*** Input records ***
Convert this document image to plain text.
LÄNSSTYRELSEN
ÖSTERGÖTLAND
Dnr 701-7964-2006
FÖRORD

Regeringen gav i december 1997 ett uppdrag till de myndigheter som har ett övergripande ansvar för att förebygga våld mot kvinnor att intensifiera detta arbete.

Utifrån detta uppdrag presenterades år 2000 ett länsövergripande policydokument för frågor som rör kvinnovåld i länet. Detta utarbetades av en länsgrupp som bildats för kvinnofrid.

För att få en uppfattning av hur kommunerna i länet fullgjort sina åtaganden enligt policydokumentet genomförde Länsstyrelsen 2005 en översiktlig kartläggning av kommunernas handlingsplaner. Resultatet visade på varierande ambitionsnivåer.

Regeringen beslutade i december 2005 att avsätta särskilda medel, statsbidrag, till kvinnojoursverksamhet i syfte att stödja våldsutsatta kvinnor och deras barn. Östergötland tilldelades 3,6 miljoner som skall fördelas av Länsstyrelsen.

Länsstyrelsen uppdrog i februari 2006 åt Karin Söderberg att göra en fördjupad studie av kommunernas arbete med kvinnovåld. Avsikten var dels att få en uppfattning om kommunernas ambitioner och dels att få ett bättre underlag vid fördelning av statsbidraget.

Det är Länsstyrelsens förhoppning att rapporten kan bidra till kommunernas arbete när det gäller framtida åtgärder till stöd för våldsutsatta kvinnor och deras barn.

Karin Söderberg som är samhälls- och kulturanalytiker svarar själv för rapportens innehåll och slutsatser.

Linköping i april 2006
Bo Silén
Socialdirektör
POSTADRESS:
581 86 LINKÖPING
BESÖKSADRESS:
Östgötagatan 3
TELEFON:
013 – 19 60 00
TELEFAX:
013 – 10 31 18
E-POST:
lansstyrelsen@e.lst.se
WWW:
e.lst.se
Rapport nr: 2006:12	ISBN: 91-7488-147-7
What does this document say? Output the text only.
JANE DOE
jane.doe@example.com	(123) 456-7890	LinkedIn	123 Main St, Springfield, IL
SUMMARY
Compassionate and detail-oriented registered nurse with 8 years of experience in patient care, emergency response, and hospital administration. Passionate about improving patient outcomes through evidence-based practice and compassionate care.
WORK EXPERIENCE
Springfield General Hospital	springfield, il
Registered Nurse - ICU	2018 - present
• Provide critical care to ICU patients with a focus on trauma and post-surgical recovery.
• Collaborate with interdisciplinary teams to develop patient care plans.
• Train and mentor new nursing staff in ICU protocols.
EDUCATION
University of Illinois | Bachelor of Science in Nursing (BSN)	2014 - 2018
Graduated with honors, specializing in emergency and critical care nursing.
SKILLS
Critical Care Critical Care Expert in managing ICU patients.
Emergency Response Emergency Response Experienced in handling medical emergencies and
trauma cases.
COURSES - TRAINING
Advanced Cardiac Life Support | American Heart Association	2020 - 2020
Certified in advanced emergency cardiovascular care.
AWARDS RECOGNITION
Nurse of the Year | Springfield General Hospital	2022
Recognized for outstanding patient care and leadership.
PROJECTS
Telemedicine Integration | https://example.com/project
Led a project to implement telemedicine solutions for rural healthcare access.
*** End of Input records ***
» What needs to be done
Wherever the string "Karin" appears in the records, copy the whole line.

» Output for this exercise
Länsstyrelsen uppdrog i februari 2006 åt Karin Söderberg att göra en fördjupad studie av kommunernas arbete med kvinnovåld. Avsikten var dels att få en uppfattning om kommunernas ambitioner och dels att få ett bättre underlag vid fördelning av statsbidraget.
Karin Söderberg som är samhälls- och kulturanalytiker svarar själv för rapportens innehåll och slutsatser.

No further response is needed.